### ЗАДАНИЯ
1. Воспроизведите из фрагмента текста о сельском хозяйстве отрывок от слов «Прежде и в отношении» до слов «рук заменять машинами.» включительно.
2. Переименуйте «door-gap» в «door-opening» в записях на отрезке от их начала до строки, содержащей «wall (74, 490, 86, 642)», включительно. Приведите только эти строки, остальное в них оставьте без изменений.

### ФРАГМЕНТ ТЕКСТА
^^^^^^^^^^^^^^^^

Прежде и в отношении социальном делали то же, что в земледельческом. Распахивали нови. Теперь, господа, новей нет, а надо по старым бороздам пускаться с новыми усилиями. Надо приложить к делу умственную гимнастику.

Надо недостаток рук заменять машинами.

Разве это не делается? Посмотрите по большим дорогам! Сколько везут машин из Москвы и из-за границы! В губернских городах появились магазины земледельческих машин и орудий. Но зато сколько с ними и бед! Кому за ними смотреть? Кому их ладить? Сколько капиталу, в виде этих машин, пропадает и еще будет пропадать на Руси даром! Опять стена безрукости и бедности. Не будем говорить о недостатке специального образования. Предположим, что есть у нас механики, ветеринары, счетоводы, пчеловоды и т. п. Возьмем чистый доход с моей фермы и спросим, что она может уделить всем этим господам, даже при решении не получать ни копейки с основного капитала? И какой образованный специалист может довольствоваться приходящимся ему дивидендом? Опять роковая стена. На основании одних этих данных видна несостоятельность надежд наших кабинетных агрономов на так называемые образцовые фермы. Хорошо этим фермам быть образцовыми, имея за собой капитал Общества. Отчего не произвести отличного овса, которого десятина выручит 60 рублей, если на нее потрачено 120. Такой образец не маяк, а фалшфейер, заманивающий на кораблекрушение. Даже при подобных условиях ферма Московского земледельческого общества не удержалась и сдана из профессорских рук в частные. На что нам эти фермы? А наши-то хозяйства разве не образцовые пробные фермы, на которых каждый пробует ворочать дело на все стороны? Один метит в немца, другой в американца, а третий присматривается к приемам русского мужика, коли заметил, что у мужика известная отрасль хозяйства идет исправнее, чем у него. На днях по поводу одного коннозаводского вопроса я был у соседа К. Я попал к нему в полдень, то есть в час окончания утренних работ.

^^^^^^^^^^^^^^^^

### ДАННЫЕ ДЛЯ ЗАДАНИЙ
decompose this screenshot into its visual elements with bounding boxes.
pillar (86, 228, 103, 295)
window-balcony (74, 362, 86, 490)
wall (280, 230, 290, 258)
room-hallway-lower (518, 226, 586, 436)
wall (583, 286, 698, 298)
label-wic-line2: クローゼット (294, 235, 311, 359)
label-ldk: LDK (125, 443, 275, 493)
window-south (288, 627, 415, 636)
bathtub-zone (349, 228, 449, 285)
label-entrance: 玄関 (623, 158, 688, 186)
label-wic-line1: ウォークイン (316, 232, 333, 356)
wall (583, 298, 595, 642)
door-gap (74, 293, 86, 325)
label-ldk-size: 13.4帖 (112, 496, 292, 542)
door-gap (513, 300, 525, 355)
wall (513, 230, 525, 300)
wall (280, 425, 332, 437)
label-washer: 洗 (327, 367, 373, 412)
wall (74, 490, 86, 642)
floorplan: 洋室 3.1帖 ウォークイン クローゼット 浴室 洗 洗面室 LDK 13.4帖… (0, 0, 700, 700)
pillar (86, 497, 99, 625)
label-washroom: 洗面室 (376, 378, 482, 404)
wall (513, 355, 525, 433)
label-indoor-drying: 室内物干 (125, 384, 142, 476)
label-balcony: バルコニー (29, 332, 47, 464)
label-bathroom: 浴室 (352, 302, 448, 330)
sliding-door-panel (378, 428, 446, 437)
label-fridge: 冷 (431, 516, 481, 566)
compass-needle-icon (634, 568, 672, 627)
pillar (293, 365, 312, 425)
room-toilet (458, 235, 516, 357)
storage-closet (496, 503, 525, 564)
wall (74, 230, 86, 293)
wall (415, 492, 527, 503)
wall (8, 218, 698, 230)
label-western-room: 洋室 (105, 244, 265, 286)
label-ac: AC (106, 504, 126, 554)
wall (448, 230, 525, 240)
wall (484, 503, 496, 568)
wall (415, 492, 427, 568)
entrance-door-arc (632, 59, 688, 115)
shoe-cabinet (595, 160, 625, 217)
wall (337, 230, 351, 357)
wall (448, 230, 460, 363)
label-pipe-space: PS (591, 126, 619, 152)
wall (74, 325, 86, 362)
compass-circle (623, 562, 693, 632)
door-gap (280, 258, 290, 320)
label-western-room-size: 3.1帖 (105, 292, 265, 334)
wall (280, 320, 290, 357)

^^^^^^^^^^^^^^^^

### ОТВЕТЫ ПО ПОРЯДКУ
1.
Прежде и в отношении социальном делали то же, что в земледельческом. Распахивали нови. Теперь, господа, новей нет, а надо по старым бороздам пускаться с новыми усилиями. Надо приложить к делу умственную гимнастику.

Надо недостаток рук заменять машинами.

2.
decompose this screenshot into its visual elements with bounding boxes.
pillar (86, 228, 103, 295)
window-balcony (74, 362, 86, 490)
wall (280, 230, 290, 258)
room-hallway-lower (518, 226, 586, 436)
wall (583, 286, 698, 298)
label-wic-line2: クローゼット (294, 235, 311, 359)
label-ldk: LDK (125, 443, 275, 493)
window-south (288, 627, 415, 636)
bathtub-zone (349, 228, 449, 285)
label-entrance: 玄関 (623, 158, 688, 186)
label-wic-line1: ウォークイン (316, 232, 333, 356)
wall (583, 298, 595, 642)
door-opening (74, 293, 86, 325)
label-ldk-size: 13.4帖 (112, 496, 292, 542)
door-opening (513, 300, 525, 355)
wall (513, 230, 525, 300)
wall (280, 425, 332, 437)
label-washer: 洗 (327, 367, 373, 412)
wall (74, 490, 86, 642)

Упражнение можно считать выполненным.